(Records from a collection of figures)
● ● ● ● ●

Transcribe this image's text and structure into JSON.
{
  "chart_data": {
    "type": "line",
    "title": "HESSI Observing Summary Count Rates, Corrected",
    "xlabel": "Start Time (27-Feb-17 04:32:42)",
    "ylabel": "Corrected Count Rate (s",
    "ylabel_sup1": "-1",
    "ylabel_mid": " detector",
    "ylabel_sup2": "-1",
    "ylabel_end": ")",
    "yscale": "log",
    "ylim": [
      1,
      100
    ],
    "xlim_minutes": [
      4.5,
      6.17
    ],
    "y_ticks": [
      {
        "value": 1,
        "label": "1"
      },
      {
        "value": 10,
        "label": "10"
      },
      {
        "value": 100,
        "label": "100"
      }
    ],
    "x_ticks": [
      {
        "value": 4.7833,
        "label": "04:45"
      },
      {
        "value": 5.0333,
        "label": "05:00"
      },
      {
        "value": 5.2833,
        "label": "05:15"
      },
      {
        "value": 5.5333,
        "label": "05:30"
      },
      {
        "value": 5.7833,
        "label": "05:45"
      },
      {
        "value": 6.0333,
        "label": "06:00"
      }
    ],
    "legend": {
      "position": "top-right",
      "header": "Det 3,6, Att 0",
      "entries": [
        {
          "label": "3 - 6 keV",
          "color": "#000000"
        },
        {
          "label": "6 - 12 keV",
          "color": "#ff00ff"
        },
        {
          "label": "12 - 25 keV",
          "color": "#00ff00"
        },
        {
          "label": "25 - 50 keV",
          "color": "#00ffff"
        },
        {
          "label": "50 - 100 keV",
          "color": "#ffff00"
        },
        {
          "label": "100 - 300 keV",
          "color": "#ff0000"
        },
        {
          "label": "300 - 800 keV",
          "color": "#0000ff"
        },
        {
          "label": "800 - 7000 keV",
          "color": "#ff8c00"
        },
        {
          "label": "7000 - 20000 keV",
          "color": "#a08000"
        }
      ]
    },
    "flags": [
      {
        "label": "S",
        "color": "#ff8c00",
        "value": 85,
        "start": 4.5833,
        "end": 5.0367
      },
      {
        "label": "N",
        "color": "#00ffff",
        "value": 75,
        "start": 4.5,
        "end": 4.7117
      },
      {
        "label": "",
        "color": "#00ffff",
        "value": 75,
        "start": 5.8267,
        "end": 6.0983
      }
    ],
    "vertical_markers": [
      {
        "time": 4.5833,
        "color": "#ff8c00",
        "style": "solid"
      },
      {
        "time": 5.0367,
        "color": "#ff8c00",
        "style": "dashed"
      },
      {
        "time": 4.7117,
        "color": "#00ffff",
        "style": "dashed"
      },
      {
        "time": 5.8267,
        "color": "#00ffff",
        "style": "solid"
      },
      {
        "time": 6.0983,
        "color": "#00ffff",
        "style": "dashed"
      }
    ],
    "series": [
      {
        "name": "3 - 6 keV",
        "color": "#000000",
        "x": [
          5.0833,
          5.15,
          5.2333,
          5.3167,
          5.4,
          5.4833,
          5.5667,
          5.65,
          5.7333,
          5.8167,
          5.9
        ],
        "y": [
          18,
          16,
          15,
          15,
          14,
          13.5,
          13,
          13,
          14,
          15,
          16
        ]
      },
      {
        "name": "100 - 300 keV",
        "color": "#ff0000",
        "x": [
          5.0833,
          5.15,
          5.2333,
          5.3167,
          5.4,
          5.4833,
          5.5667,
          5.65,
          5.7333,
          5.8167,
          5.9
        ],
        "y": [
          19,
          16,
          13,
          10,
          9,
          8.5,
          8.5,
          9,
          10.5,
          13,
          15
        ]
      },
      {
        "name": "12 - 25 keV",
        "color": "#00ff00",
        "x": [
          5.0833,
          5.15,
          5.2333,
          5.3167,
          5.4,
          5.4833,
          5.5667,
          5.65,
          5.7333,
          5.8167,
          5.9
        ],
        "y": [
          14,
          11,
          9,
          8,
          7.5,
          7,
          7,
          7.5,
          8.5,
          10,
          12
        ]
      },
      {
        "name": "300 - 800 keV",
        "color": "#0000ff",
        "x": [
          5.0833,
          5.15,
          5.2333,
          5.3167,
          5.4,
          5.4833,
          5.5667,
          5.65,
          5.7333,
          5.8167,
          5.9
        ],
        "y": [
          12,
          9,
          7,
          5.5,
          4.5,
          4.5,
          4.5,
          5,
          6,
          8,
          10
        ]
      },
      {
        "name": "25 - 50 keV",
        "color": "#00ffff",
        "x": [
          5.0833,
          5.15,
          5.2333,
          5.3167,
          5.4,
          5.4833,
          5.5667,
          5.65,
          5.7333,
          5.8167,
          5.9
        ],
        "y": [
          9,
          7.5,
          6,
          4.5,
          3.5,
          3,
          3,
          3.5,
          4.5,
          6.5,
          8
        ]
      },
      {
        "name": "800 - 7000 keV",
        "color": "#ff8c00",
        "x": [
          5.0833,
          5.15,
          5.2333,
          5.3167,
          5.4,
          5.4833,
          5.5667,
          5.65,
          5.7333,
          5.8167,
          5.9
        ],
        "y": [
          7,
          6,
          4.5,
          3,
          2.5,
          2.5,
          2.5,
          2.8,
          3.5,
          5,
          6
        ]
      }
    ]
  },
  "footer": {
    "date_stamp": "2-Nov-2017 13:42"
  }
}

● ● ● ● ●

## [Aim]
Extract each entry in full, exactly as given.

## [Finished task]
Transcribe this image's text and structure into JSON.
{
  "chart_data": {
    "type": "line",
    "title": "HESSI Observing Summary Count Rates, Corrected",
    "xlabel": "Start Time (27-Feb-17 04:32:42)",
    "ylabel": "Corrected Count Rate (s",
    "ylabel_sup1": "-1",
    "ylabel_mid": " detector",
    "ylabel_sup2": "-1",
    "ylabel_end": ")",
    "yscale": "log",
    "ylim": [
      1,
      100
    ],
    "xlim_minutes": [
      4.5,
      6.17
    ],
    "y_ticks": [
      {
        "value": 1,
        "label": "1"
      },
      {
        "value": 10,
        "label": "10"
      },
      {
        "value": 100,
        "label": "100"
      }
    ],
    "x_ticks": [
      {
        "value": 4.7833,
        "label": "04:45"
      },
      {
        "value": 5.0333,
        "label": "05:00"
      },
      {
        "value": 5.2833,
        "label": "05:15"
      },
      {
        "value": 5.5333,
        "label": "05:30"
      },
      {
        "value": 5.7833,
        "label": "05:45"
      },
      {
        "value": 6.0333,
        "label": "06:00"
      }
    ],
    "legend": {
      "position": "top-right",
      "header": "Det 3,6, Att 0",
      "entries": [
        {
          "label": "3 - 6 keV",
          "color": "#000000"
        },
        {
          "label": "6 - 12 keV",
          "color": "#ff00ff"
        },
        {
          "label": "12 - 25 keV",
          "color": "#00ff00"
        },
        {
          "label": "25 - 50 keV",
          "color": "#00ffff"
        },
        {
          "label": "50 - 100 keV",
          "color": "#ffff00"
        },
        {
          "label": "100 - 300 keV",
          "color": "#ff0000"
        },
        {
          "label": "300 - 800 keV",
          "color": "#0000ff"
        },
        {
          "label": "800 - 7000 keV",
          "color": "#ff8c00"
        },
        {
          "label": "7000 - 20000 keV",
          "color": "#a08000"
        }
      ]
    },
    "flags": [
      {
        "label": "S",
        "color": "#ff8c00",
        "value": 85,
        "start": 4.5833,
        "end": 5.0367
      },
      {
        "label": "N",
        "color": "#00ffff",
        "value": 75,
        "start": 4.5,
        "end": 4.7117
      },
      {
        "label": "",
        "color": "#00ffff",
        "value": 75,
        "start": 5.8267,
        "end": 6.0983
      }
    ],
    "vertical_markers": [
      {
        "time": 4.5833,
        "color": "#ff8c00",
        "style": "solid"
      },
      {
        "time": 5.0367,
        "color": "#ff8c00",
        "style": "dashed"
      },
      {
        "time": 4.7117,
        "color": "#00ffff",
        "style": "dashed"
      },
      {
        "time": 5.8267,
        "color": "#00ffff",
        "style": "solid"
      },
      {
        "time": 6.0983,
        "color": "#00ffff",
        "style": "dashed"
      }
    ],
    "series": [
      {
        "name": "3 - 6 keV",
        "color": "#000000",
        "x": [
          5.0833,
          5.15,
          5.2333,
          5.3167,
          5.4,
          5.4833,
          5.5667,
          5.65,
          5.7333,
          5.8167,
          5.9
        ],
        "y": [
          18,
          16,
          15,
          15,
          14,
          13.5,
          13,
          13,
          14,
          15,
          16
        ]
      },
      {
        "name": "100 - 300 keV",
        "color": "#ff0000",
        "x": [
          5.0833,
          5.15,
          5.2333,
          5.3167,
          5.4,
          5.4833,
          5.5667,
          5.65,
          5.7333,
          5.8167,
          5.9
        ],
        "y": [
          19,
          16,
          13,
          10,
          9,
          8.5,
          8.5,
          9,
          10.5,
          13,
          15
        ]
      },
      {
        "name": "12 - 25 keV",
        "color": "#00ff00",
        "x": [
          5.0833,
          5.15,
          5.2333,
          5.3167,
          5.4,
          5.4833,
          5.5667,
          5.65,
          5.7333,
          5.8167,
          5.9
        ],
        "y": [
          14,
          11,
          9,
          8,
          7.5,
          7,
          7,
          7.5,
          8.5,
          10,
          12
        ]
      },
      {
        "name": "300 - 800 keV",
        "color": "#0000ff",
        "x": [
          5.0833,
          5.15,
          5.2333,
          5.3167,
          5.4,
          5.4833,
          5.5667,
          5.65,
          5.7333,
          5.8167,
          5.9
        ],
        "y": [
          12,
          9,
          7,
          5.5,
          4.5,
          4.5,
          4.5,
          5,
          6,
          8,
          10
        ]
      },
      {
        "name": "25 - 50 keV",
        "color": "#00ffff",
        "x": [
          5.0833,
          5.15,
          5.2333,
          5.3167,
          5.4,
          5.4833,
          5.5667,
          5.65,
          5.7333,
          5.8167,
          5.9
        ],
        "y": [
          9,
          7.5,
          6,
          4.5,
          3.5,
          3,
          3,
          3.5,
          4.5,
          6.5,
          8
        ]
      },
      {
        "name": "800 - 7000 keV",
        "color": "#ff8c00",
        "x": [
          5.0833,
          5.15,
          5.2333,
          5.3167,
          5.4,
          5.4833,
          5.5667,
          5.65,
          5.7333,
          5.8167,
          5.9
        ],
        "y": [
          7,
          6,
          4.5,
          3,
          2.5,
          2.5,
          2.5,
          2.8,
          3.5,
          5,
          6
        ]
      }
    ]
  },
  "footer": {
    "date_stamp": "2-Nov-2017 13:42"
  }
}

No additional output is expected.